> _Set problem_:
Reproduce the items below verbatim, starting with the line that contains "row-label: Account and" and going on through the line that contains "chevron-right-icon: › [435,760,442,783]", with both of those lines included.

***** Data for this task

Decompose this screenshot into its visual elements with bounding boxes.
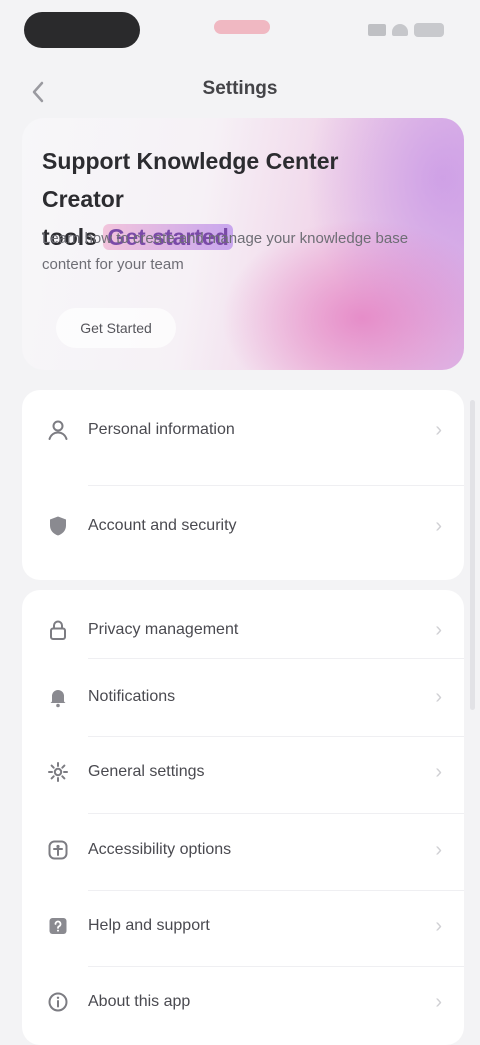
row-label: Account and security [88,517,237,534]
promo-banner[interactable]: Support Knowledge Center Creator tools G… [22,118,464,370]
user-icon [42,414,74,446]
lock-icon [42,614,74,646]
row-label: General settings [88,763,205,780]
row-about[interactable]: About this app › [22,962,464,1042]
row-label: Privacy management [88,621,239,638]
settings-group-account: Personal information › Account and secur… [22,390,464,580]
recording-indicator [214,20,270,34]
battery-icon [414,23,444,37]
chevron-right-icon: › [435,760,442,783]
row-personal-information[interactable]: Personal information › [22,390,464,470]
shield-icon [42,510,74,542]
dynamic-island [24,12,140,48]
row-label: Personal information [88,421,235,438]
get-started-button[interactable]: Get Started [56,308,176,348]
page-title: Settings [202,78,278,99]
wifi-icon [392,24,408,36]
status-icons [352,22,444,38]
row-label: Accessibility options [88,841,232,858]
chevron-left-icon [32,81,44,103]
chevron-right-icon: › [435,914,442,937]
back-button[interactable] [22,76,54,108]
row-label: About this app [88,993,191,1010]
gear-icon [42,756,74,788]
chevron-right-icon: › [435,418,442,441]
chevron-right-icon: › [435,514,442,537]
nav-header: Settings [0,62,480,118]
signal-icon [368,24,386,36]
chevron-right-icon: › [435,618,442,641]
banner-title-line1: Support Knowledge Center Creator [42,148,339,212]
row-account-security[interactable]: Account and security › [22,486,464,566]
chevron-right-icon: › [435,838,442,861]
info-icon [42,986,74,1018]
settings-group-general: Privacy management › Notifications › Gen… [22,590,464,1045]
bell-icon [42,681,74,713]
scrollbar[interactable] [470,400,475,710]
row-label: Help and support [88,917,210,934]
row-notifications[interactable]: Notifications › [22,657,464,737]
chevron-right-icon: › [435,990,442,1013]
chevron-right-icon: › [435,685,442,708]
accessibility-icon [42,834,74,866]
banner-description: Learn how to create and manage your know… [42,230,409,273]
row-label: Notifications [88,688,176,705]
row-help-support[interactable]: Help and support › [22,886,464,966]
status-bar [0,0,480,62]
row-general-settings[interactable]: General settings › [22,732,464,812]
row-accessibility[interactable]: Accessibility options › [22,810,464,890]
help-icon [42,910,74,942]
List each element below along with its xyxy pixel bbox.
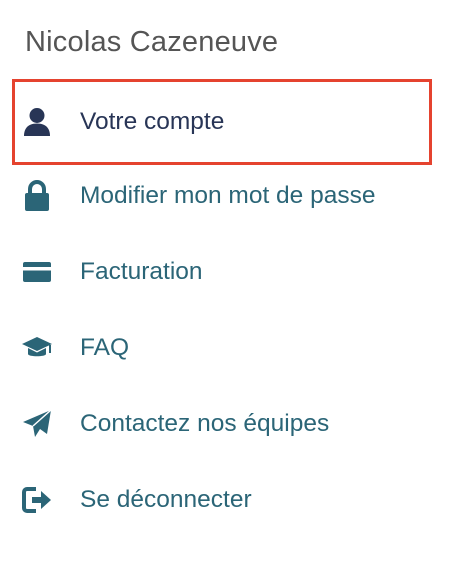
menu-item-se-deconnecter[interactable]: Se déconnecter <box>12 475 432 525</box>
menu-item-label: FAQ <box>80 334 130 361</box>
user-name: Nicolas Cazeneuve <box>25 26 279 58</box>
graduation-cap-icon <box>20 331 54 365</box>
menu-item-facturation[interactable]: Facturation <box>12 247 432 297</box>
paper-plane-icon <box>20 407 54 441</box>
menu-item-label: Facturation <box>80 258 203 285</box>
menu-item-modifier-mot-de-passe[interactable]: Modifier mon mot de passe <box>12 171 432 221</box>
menu-item-label: Modifier mon mot de passe <box>80 182 376 209</box>
menu-item-contactez-nos-equipes[interactable]: Contactez nos équipes <box>12 399 432 449</box>
menu-item-faq[interactable]: FAQ <box>12 323 432 373</box>
menu-item-label: Votre compte <box>80 108 225 135</box>
account-menu-page: Nicolas Cazeneuve Votre compte Modifier … <box>0 0 450 566</box>
menu-item-votre-compte[interactable]: Votre compte <box>12 79 432 165</box>
lock-icon <box>20 179 54 213</box>
sign-out-icon <box>20 483 54 517</box>
menu-item-label: Se déconnecter <box>80 486 252 513</box>
credit-card-icon <box>20 255 54 289</box>
menu-item-label: Contactez nos équipes <box>80 410 330 437</box>
user-icon <box>20 105 54 139</box>
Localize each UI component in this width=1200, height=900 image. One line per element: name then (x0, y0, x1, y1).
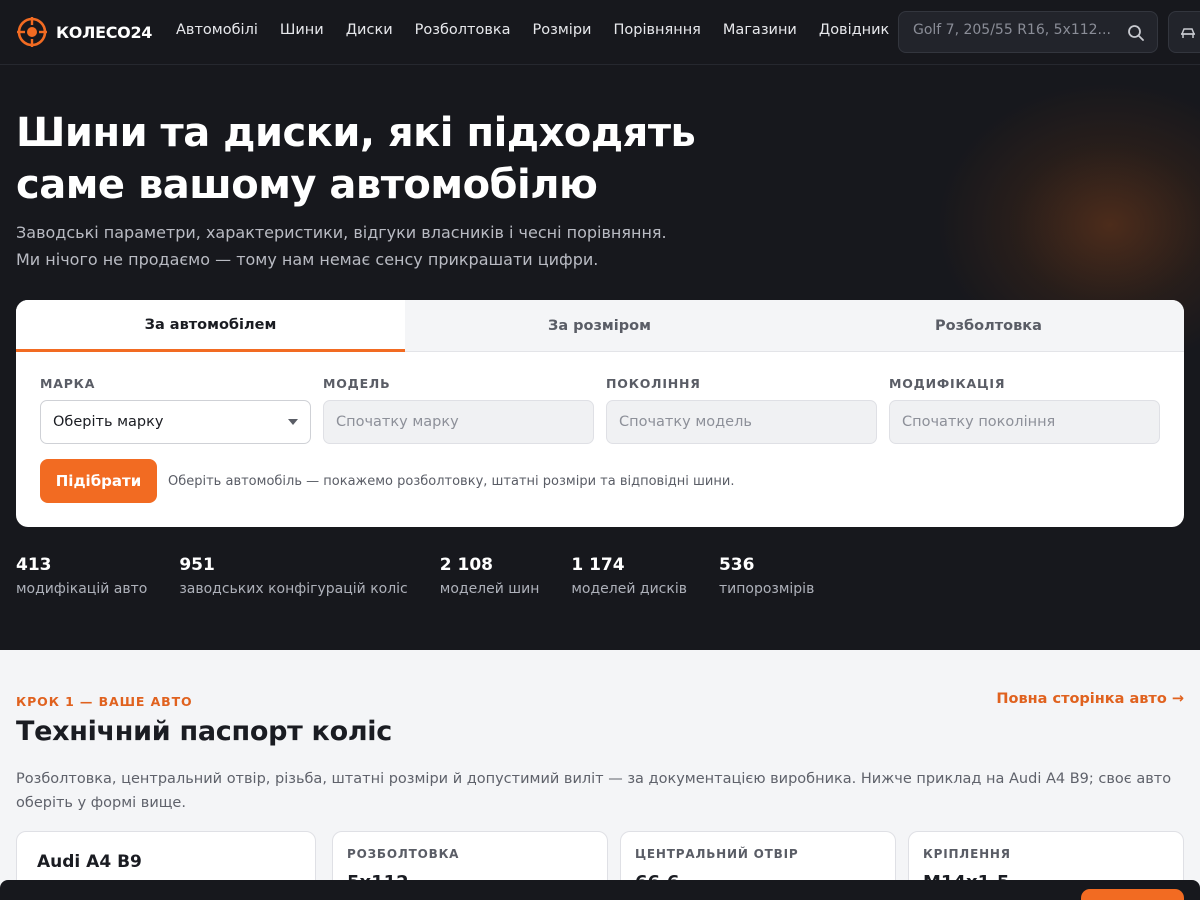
stat-number: 413 (16, 555, 52, 575)
section-description: Розболтовка, центральний отвір, різьба, … (16, 771, 1172, 811)
nav-item-sizes[interactable]: Розміри (533, 22, 592, 38)
main-nav: Автомобілі Шини Диски Розболтовка Розмір… (176, 22, 889, 38)
stat-item: 951 заводських конфігурацій коліс (179, 555, 407, 597)
hero-subtitle-line: Ми нічого не продаємо — тому нам немає с… (16, 250, 599, 269)
section-title: Технічний паспорт коліс (16, 716, 392, 747)
modification-label: МОДИФІКАЦІЯ (889, 376, 1006, 391)
hero-section: Шини та диски, які підходять саме вашому… (0, 65, 1200, 650)
stat-label: моделей дисків (571, 581, 687, 597)
stat-number: 2 108 (439, 555, 493, 575)
hero-subtitle: Заводські параметри, характеристики, від… (16, 219, 667, 273)
nav-item-bolt-pattern[interactable]: Розболтовка (415, 22, 511, 38)
brand-select[interactable]: Оберіть марку (40, 400, 311, 444)
search-icon[interactable] (1127, 24, 1145, 42)
stat-item: 413 модифікацій авто (16, 555, 147, 597)
brand-label: МАРКА (40, 376, 96, 391)
generation-select[interactable]: Спочатку модель (606, 400, 877, 444)
sticky-bottom-bar (0, 880, 1200, 900)
pick-button[interactable]: Підібрати (40, 459, 157, 503)
spec-label: РОЗБОЛТОВКА (347, 847, 460, 861)
nav-item-cars[interactable]: Автомобілі (176, 22, 258, 38)
logo[interactable]: КОЛЕСО24 (16, 16, 152, 48)
generation-label: ПОКОЛІННЯ (606, 376, 701, 391)
garage-button[interactable] (1168, 11, 1200, 53)
tab-by-car[interactable]: За автомобілем (16, 300, 405, 352)
spec-label: ЦЕНТРАЛЬНИЙ ОТВІР (635, 847, 799, 861)
stat-label: моделей шин (439, 581, 540, 597)
modification-select[interactable]: Спочатку покоління (889, 400, 1160, 444)
nav-item-wheels[interactable]: Диски (346, 22, 393, 38)
model-select-placeholder: Спочатку марку (336, 414, 459, 430)
stat-item: 2 108 моделей шин (440, 555, 540, 597)
stat-item: 536 типорозмірів (719, 555, 814, 597)
stat-label: модифікацій авто (16, 581, 148, 597)
full-car-page-link[interactable]: Повна сторінка авто → (996, 691, 1184, 707)
spec-label: КРІПЛЕННЯ (923, 847, 1011, 861)
stat-label: заводських конфігурацій коліс (179, 581, 408, 597)
wheel-finder-panel: За автомобілем За розміром Розболтовка М… (16, 300, 1184, 527)
section-eyebrow: КРОК 1 — ВАШЕ АВТО (16, 694, 193, 709)
car-name: Audi A4 B9 (37, 852, 142, 872)
search-box (898, 11, 1158, 53)
model-field: МОДЕЛЬ Спочатку марку (323, 376, 594, 444)
brand-field: МАРКА Оберіть марку (40, 376, 311, 444)
hero-subtitle-line: Заводські параметри, характеристики, від… (16, 223, 667, 242)
generation-select-placeholder: Спочатку модель (619, 414, 752, 430)
nav-item-reference[interactable]: Довідник (819, 22, 889, 38)
stat-number: 536 (718, 555, 755, 575)
nav-item-compare[interactable]: Порівняння (613, 22, 700, 38)
hero-title: Шини та диски, які підходять саме вашому… (16, 110, 696, 208)
logo-text: КОЛЕСО24 (56, 22, 153, 42)
wheel-target-icon (17, 17, 47, 47)
nav-item-tires[interactable]: Шини (280, 22, 324, 38)
tab-by-size[interactable]: За розміром (405, 300, 794, 352)
model-select[interactable]: Спочатку марку (323, 400, 594, 444)
finder-hint: Оберіть автомобіль — покажемо розболтовк… (168, 474, 735, 489)
chevron-down-icon (288, 419, 298, 425)
stat-number: 951 (179, 555, 215, 575)
car-icon (1180, 28, 1196, 38)
top-navigation-bar: КОЛЕСО24 Автомобілі Шини Диски Розболтов… (0, 0, 1200, 65)
sticky-cta-button[interactable] (1081, 889, 1184, 900)
stat-item: 1 174 моделей дисків (571, 555, 687, 597)
modification-select-placeholder: Спочатку покоління (902, 414, 1056, 430)
tab-bolt-pattern[interactable]: Розболтовка (794, 300, 1183, 352)
finder-tabs: За автомобілем За розміром Розболтовка (16, 300, 1184, 352)
search-input[interactable] (913, 22, 1113, 38)
generation-field: ПОКОЛІННЯ Спочатку модель (606, 376, 877, 444)
modification-field: МОДИФІКАЦІЯ Спочатку покоління (889, 376, 1160, 444)
model-label: МОДЕЛЬ (323, 376, 391, 391)
nav-item-shops[interactable]: Магазини (723, 22, 797, 38)
stat-label: типорозмірів (718, 581, 815, 597)
brand-select-value: Оберіть марку (53, 414, 164, 430)
stat-number: 1 174 (571, 555, 625, 575)
stats-row: 413 модифікацій авто 951 заводських конф… (16, 555, 814, 597)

**********

> _Correct output_:
row-label: Account and security [88,517,237,534]
promo-banner[interactable]: Support Knowledge Center Creator tools G… [22,118,464,370]
user-icon [42,414,74,446]
lock-icon [42,614,74,646]
row-label: General settings [88,763,205,780]
row-about[interactable]: About this app › [22,962,464,1042]
row-label: Privacy management [88,621,239,638]
settings-group-account: Personal information › Account and secur… [22,390,464,580]
recording-indicator [214,20,270,34]
battery-icon [414,23,444,37]
chevron-right-icon: › [435,760,442,783]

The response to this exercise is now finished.